— BEGIN Entries supplied —

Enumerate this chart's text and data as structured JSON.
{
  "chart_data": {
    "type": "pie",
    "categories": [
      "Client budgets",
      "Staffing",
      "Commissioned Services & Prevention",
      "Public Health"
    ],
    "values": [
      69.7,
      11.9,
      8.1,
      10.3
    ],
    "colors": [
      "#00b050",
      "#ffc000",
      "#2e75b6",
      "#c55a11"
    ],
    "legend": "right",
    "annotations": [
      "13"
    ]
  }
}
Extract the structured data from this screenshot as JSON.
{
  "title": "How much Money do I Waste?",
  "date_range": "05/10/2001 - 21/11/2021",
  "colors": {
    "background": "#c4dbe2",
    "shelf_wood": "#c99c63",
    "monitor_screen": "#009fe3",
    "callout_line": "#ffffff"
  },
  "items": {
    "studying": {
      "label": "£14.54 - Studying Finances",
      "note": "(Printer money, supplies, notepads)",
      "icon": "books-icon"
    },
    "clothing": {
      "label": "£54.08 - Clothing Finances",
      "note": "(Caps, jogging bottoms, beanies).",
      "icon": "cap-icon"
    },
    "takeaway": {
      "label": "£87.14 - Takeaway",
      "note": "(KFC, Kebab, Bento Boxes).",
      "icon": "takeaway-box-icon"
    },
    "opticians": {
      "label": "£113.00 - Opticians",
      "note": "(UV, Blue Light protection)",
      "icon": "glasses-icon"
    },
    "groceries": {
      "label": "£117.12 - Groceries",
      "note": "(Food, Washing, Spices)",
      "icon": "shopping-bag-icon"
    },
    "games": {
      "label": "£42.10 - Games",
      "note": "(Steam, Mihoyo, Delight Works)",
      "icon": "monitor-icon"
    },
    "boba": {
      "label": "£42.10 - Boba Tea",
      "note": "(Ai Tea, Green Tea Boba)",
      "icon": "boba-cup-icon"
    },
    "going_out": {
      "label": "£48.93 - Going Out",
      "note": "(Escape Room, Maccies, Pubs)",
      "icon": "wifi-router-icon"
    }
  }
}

— END Entries supplied —

Extract all of the data above without altering anything.

Correct output:
Enumerate this chart's text and data as structured JSON.
{
  "chart_data": {
    "type": "pie",
    "categories": [
      "Client budgets",
      "Staffing",
      "Commissioned Services & Prevention",
      "Public Health"
    ],
    "values": [
      69.7,
      11.9,
      8.1,
      10.3
    ],
    "colors": [
      "#00b050",
      "#ffc000",
      "#2e75b6",
      "#c55a11"
    ],
    "legend": "right",
    "annotations": [
      "13"
    ]
  }
}
Extract the structured data from this screenshot as JSON.
{
  "title": "How much Money do I Waste?",
  "date_range": "05/10/2001 - 21/11/2021",
  "colors": {
    "background": "#c4dbe2",
    "shelf_wood": "#c99c63",
    "monitor_screen": "#009fe3",
    "callout_line": "#ffffff"
  },
  "items": {
    "studying": {
      "label": "£14.54 - Studying Finances",
      "note": "(Printer money, supplies, notepads)",
      "icon": "books-icon"
    },
    "clothing": {
      "label": "£54.08 - Clothing Finances",
      "note": "(Caps, jogging bottoms, beanies).",
      "icon": "cap-icon"
    },
    "takeaway": {
      "label": "£87.14 - Takeaway",
      "note": "(KFC, Kebab, Bento Boxes).",
      "icon": "takeaway-box-icon"
    },
    "opticians": {
      "label": "£113.00 - Opticians",
      "note": "(UV, Blue Light protection)",
      "icon": "glasses-icon"
    },
    "groceries": {
      "label": "£117.12 - Groceries",
      "note": "(Food, Washing, Spices)",
      "icon": "shopping-bag-icon"
    },
    "games": {
      "label": "£42.10 - Games",
      "note": "(Steam, Mihoyo, Delight Works)",
      "icon": "monitor-icon"
    },
    "boba": {
      "label": "£42.10 - Boba Tea",
      "note": "(Ai Tea, Green Tea Boba)",
      "icon": "boba-cup-icon"
    },
    "going_out": {
      "label": "£48.93 - Going Out",
      "note": "(Escape Room, Maccies, Pubs)",
      "icon": "wifi-router-icon"
    }
  }
}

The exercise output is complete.